Copy the lines of the entries below word for word, beginning with the line that contains "55, 472, 69)" and continuing through the line that contains "76, 897, 90)".

Spatial layout entries
-- START --

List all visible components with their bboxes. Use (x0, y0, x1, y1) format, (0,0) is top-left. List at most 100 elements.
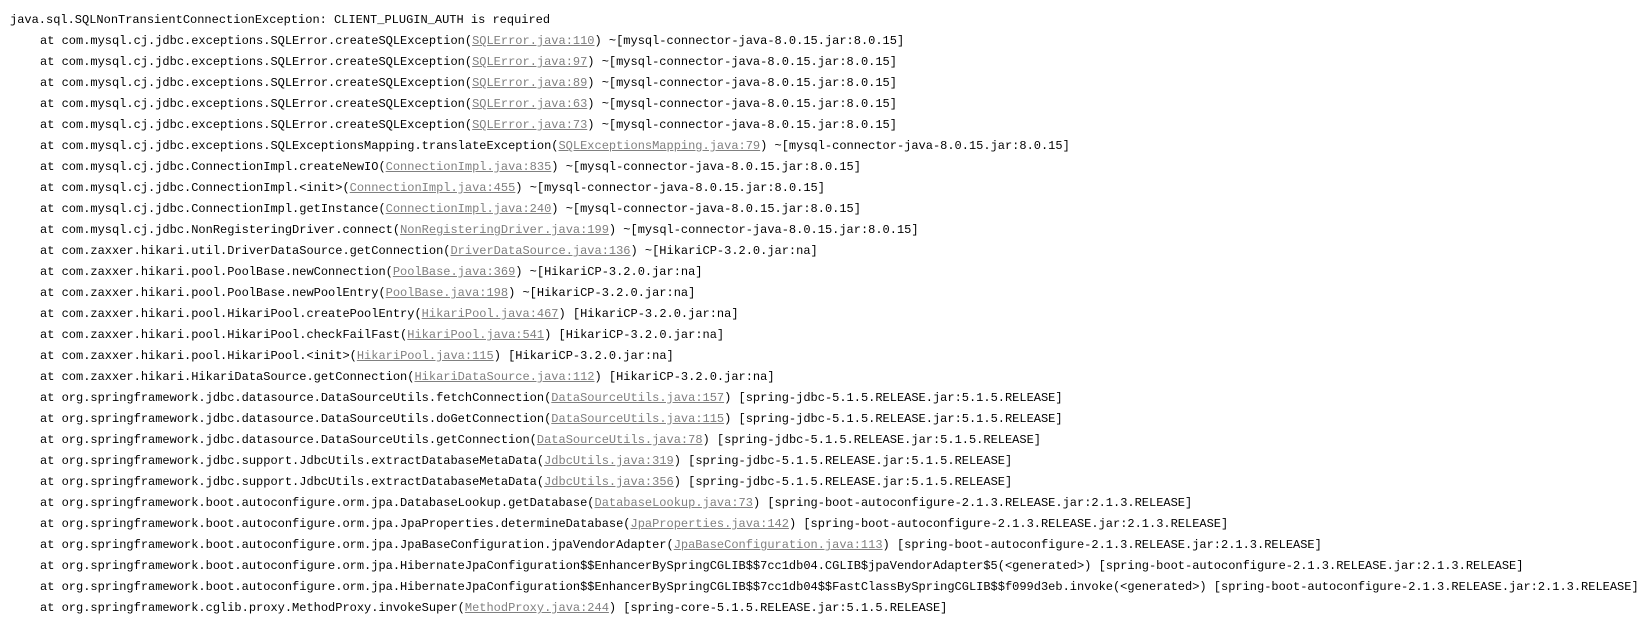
frame-method: at com.mysql.cj.jdbc.exceptions.SQLError… (40, 55, 472, 69)
stack-frame: at com.mysql.cj.jdbc.exceptions.SQLError… (10, 73, 1634, 94)
stack-frame: at org.springframework.jdbc.datasource.D… (10, 430, 1634, 451)
source-link[interactable]: JpaProperties.java:142 (631, 517, 789, 531)
source-link[interactable]: SQLError.java:97 (472, 55, 587, 69)
stack-frame: at com.mysql.cj.jdbc.NonRegisteringDrive… (10, 220, 1634, 241)
frame-suffix: ) ~[mysql-connector-java-8.0.15.jar:8.0.… (587, 76, 897, 90)
frame-method: at org.springframework.boot.autoconfigur… (40, 517, 631, 531)
frame-method: at com.zaxxer.hikari.pool.HikariPool.che… (40, 328, 407, 342)
frame-method: at com.mysql.cj.jdbc.exceptions.SQLError… (40, 97, 472, 111)
source-link[interactable]: SQLError.java:110 (472, 34, 594, 48)
frame-suffix: ) [spring-boot-autoconfigure-2.1.3.RELEA… (789, 517, 1228, 531)
frame-method: at org.springframework.jdbc.datasource.D… (40, 391, 551, 405)
frame-method: at com.zaxxer.hikari.HikariDataSource.ge… (40, 370, 414, 384)
frame-method: at com.mysql.cj.jdbc.exceptions.SQLError… (40, 118, 472, 132)
frame-suffix: ) [spring-core-5.1.5.RELEASE.jar:5.1.5.R… (609, 601, 947, 615)
stack-frame: at org.springframework.jdbc.datasource.D… (10, 409, 1634, 430)
source-link[interactable]: SQLExceptionsMapping.java:79 (558, 139, 760, 153)
stack-frame: at org.springframework.jdbc.support.Jdbc… (10, 451, 1634, 472)
exception-message: java.sql.SQLNonTransientConnectionExcept… (10, 10, 1634, 31)
frame-method: at com.zaxxer.hikari.util.DriverDataSour… (40, 244, 450, 258)
frame-suffix: ) ~[mysql-connector-java-8.0.15.jar:8.0.… (760, 139, 1070, 153)
frame-method: at org.springframework.boot.autoconfigur… (40, 559, 1084, 573)
stack-frame: at org.springframework.boot.autoconfigur… (10, 577, 1634, 598)
frame-method: at org.springframework.jdbc.support.Jdbc… (40, 454, 544, 468)
source-link[interactable]: SQLError.java:63 (472, 97, 587, 111)
frame-suffix: ) [HikariCP-3.2.0.jar:na] (544, 328, 724, 342)
source-link[interactable]: SQLError.java:89 (472, 76, 587, 90)
source-link[interactable]: NonRegisteringDriver.java:199 (400, 223, 609, 237)
frame-suffix: ) [HikariCP-3.2.0.jar:na] (595, 370, 775, 384)
stack-frame: at com.mysql.cj.jdbc.exceptions.SQLError… (10, 115, 1634, 136)
stack-frame: at org.springframework.boot.autoconfigur… (10, 535, 1634, 556)
source-link[interactable]: ConnectionImpl.java:240 (386, 202, 552, 216)
frame-suffix: ) ~[mysql-connector-java-8.0.15.jar:8.0.… (551, 202, 861, 216)
frame-method: at org.springframework.jdbc.datasource.D… (40, 412, 551, 426)
stacktrace-container: at com.mysql.cj.jdbc.exceptions.SQLError… (10, 31, 1634, 619)
stack-frame: at com.zaxxer.hikari.pool.HikariPool.che… (10, 325, 1634, 346)
frame-suffix: ) [spring-jdbc-5.1.5.RELEASE.jar:5.1.5.R… (674, 475, 1012, 489)
source-link[interactable]: HikariPool.java:115 (357, 349, 494, 363)
frame-suffix: ) ~[mysql-connector-java-8.0.15.jar:8.0.… (587, 97, 897, 111)
frame-method: at com.mysql.cj.jdbc.ConnectionImpl.crea… (40, 160, 386, 174)
stack-frame: at org.springframework.boot.autoconfigur… (10, 556, 1634, 577)
frame-suffix: ) [spring-jdbc-5.1.5.RELEASE.jar:5.1.5.R… (724, 412, 1062, 426)
frame-suffix: ) ~[mysql-connector-java-8.0.15.jar:8.0.… (587, 118, 897, 132)
stack-frame: at com.mysql.cj.jdbc.exceptions.SQLError… (10, 31, 1634, 52)
source-link[interactable]: HikariDataSource.java:112 (414, 370, 594, 384)
frame-suffix: ) ~[mysql-connector-java-8.0.15.jar:8.0.… (587, 55, 897, 69)
source-link[interactable]: JdbcUtils.java:319 (544, 454, 674, 468)
source-link[interactable]: PoolBase.java:369 (393, 265, 515, 279)
stack-frame: at org.springframework.boot.autoconfigur… (10, 493, 1634, 514)
source-link[interactable]: JdbcUtils.java:356 (544, 475, 674, 489)
stack-frame: at com.mysql.cj.jdbc.ConnectionImpl.<ini… (10, 178, 1634, 199)
stack-frame: at org.springframework.boot.autoconfigur… (10, 514, 1634, 535)
source-link[interactable]: ConnectionImpl.java:455 (350, 181, 516, 195)
frame-method: at com.mysql.cj.jdbc.exceptions.SQLError… (40, 34, 472, 48)
source-link[interactable]: HikariPool.java:467 (422, 307, 559, 321)
frame-suffix: ) [spring-jdbc-5.1.5.RELEASE.jar:5.1.5.R… (674, 454, 1012, 468)
stack-frame: at org.springframework.jdbc.datasource.D… (10, 388, 1634, 409)
source-link[interactable]: HikariPool.java:541 (407, 328, 544, 342)
source-link[interactable]: DatabaseLookup.java:73 (595, 496, 753, 510)
source-link[interactable]: MethodProxy.java:244 (465, 601, 609, 615)
stack-frame: at com.zaxxer.hikari.HikariDataSource.ge… (10, 367, 1634, 388)
frame-method: at com.mysql.cj.jdbc.ConnectionImpl.<ini… (40, 181, 350, 195)
frame-suffix: ) [HikariCP-3.2.0.jar:na] (494, 349, 674, 363)
stack-frame: at com.zaxxer.hikari.pool.HikariPool.<in… (10, 346, 1634, 367)
stack-frame: at com.mysql.cj.jdbc.ConnectionImpl.crea… (10, 157, 1634, 178)
frame-method: at com.mysql.cj.jdbc.exceptions.SQLExcep… (40, 139, 558, 153)
stack-frame: at com.zaxxer.hikari.pool.PoolBase.newPo… (10, 283, 1634, 304)
frame-suffix: ) ~[HikariCP-3.2.0.jar:na] (515, 265, 702, 279)
frame-suffix: ) [HikariCP-3.2.0.jar:na] (559, 307, 739, 321)
frame-method: at com.zaxxer.hikari.pool.HikariPool.cre… (40, 307, 422, 321)
source-link[interactable]: DataSourceUtils.java:78 (537, 433, 703, 447)
stack-frame: at com.zaxxer.hikari.pool.PoolBase.newCo… (10, 262, 1634, 283)
source-link[interactable]: DataSourceUtils.java:157 (551, 391, 724, 405)
frame-method: at org.springframework.boot.autoconfigur… (40, 538, 674, 552)
frame-method: at com.mysql.cj.jdbc.exceptions.SQLError… (40, 76, 472, 90)
frame-method: at org.springframework.boot.autoconfigur… (40, 496, 595, 510)
stack-frame: at com.mysql.cj.jdbc.exceptions.SQLExcep… (10, 136, 1634, 157)
frame-method: at com.zaxxer.hikari.pool.PoolBase.newPo… (40, 286, 386, 300)
stack-frame: at org.springframework.jdbc.support.Jdbc… (10, 472, 1634, 493)
frame-method: at com.zaxxer.hikari.pool.HikariPool.<in… (40, 349, 357, 363)
frame-suffix: ) [spring-jdbc-5.1.5.RELEASE.jar:5.1.5.R… (703, 433, 1041, 447)
stack-frame: at com.zaxxer.hikari.util.DriverDataSour… (10, 241, 1634, 262)
frame-suffix: ) ~[mysql-connector-java-8.0.15.jar:8.0.… (515, 181, 825, 195)
source-link[interactable]: DriverDataSource.java:136 (450, 244, 630, 258)
source-link[interactable]: JpaBaseConfiguration.java:113 (674, 538, 883, 552)
stack-frame: at com.mysql.cj.jdbc.exceptions.SQLError… (10, 94, 1634, 115)
frame-suffix: ) ~[HikariCP-3.2.0.jar:na] (631, 244, 818, 258)
frame-suffix: ) ~[mysql-connector-java-8.0.15.jar:8.0.… (551, 160, 861, 174)
source-link[interactable]: DataSourceUtils.java:115 (551, 412, 724, 426)
frame-suffix: ) [spring-boot-autoconfigure-2.1.3.RELEA… (1199, 580, 1638, 594)
source-link[interactable]: SQLError.java:73 (472, 118, 587, 132)
stack-frame: at org.springframework.cglib.proxy.Metho… (10, 598, 1634, 619)
stack-frame: at com.zaxxer.hikari.pool.HikariPool.cre… (10, 304, 1634, 325)
frame-suffix: ) ~[mysql-connector-java-8.0.15.jar:8.0.… (595, 34, 905, 48)
stack-frame: at com.mysql.cj.jdbc.ConnectionImpl.getI… (10, 199, 1634, 220)
source-link[interactable]: ConnectionImpl.java:835 (386, 160, 552, 174)
frame-suffix: ) [spring-boot-autoconfigure-2.1.3.RELEA… (753, 496, 1192, 510)
frame-suffix: ) [spring-boot-autoconfigure-2.1.3.RELEA… (1084, 559, 1523, 573)
source-link[interactable]: PoolBase.java:198 (386, 286, 508, 300)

-- END --

__RESULT FOR THIS TASK__:
frame-method: at com.mysql.cj.jdbc.exceptions.SQLError… (40, 55, 472, 69)
stack-frame: at com.mysql.cj.jdbc.exceptions.SQLError… (10, 73, 1634, 94)
stack-frame: at org.springframework.jdbc.datasource.D… (10, 430, 1634, 451)
source-link[interactable]: JpaProperties.java:142 (631, 517, 789, 531)
source-link[interactable]: SQLError.java:97 (472, 55, 587, 69)
stack-frame: at com.mysql.cj.jdbc.NonRegisteringDrive… (10, 220, 1634, 241)
frame-suffix: ) ~[mysql-connector-java-8.0.15.jar:8.0.… (587, 76, 897, 90)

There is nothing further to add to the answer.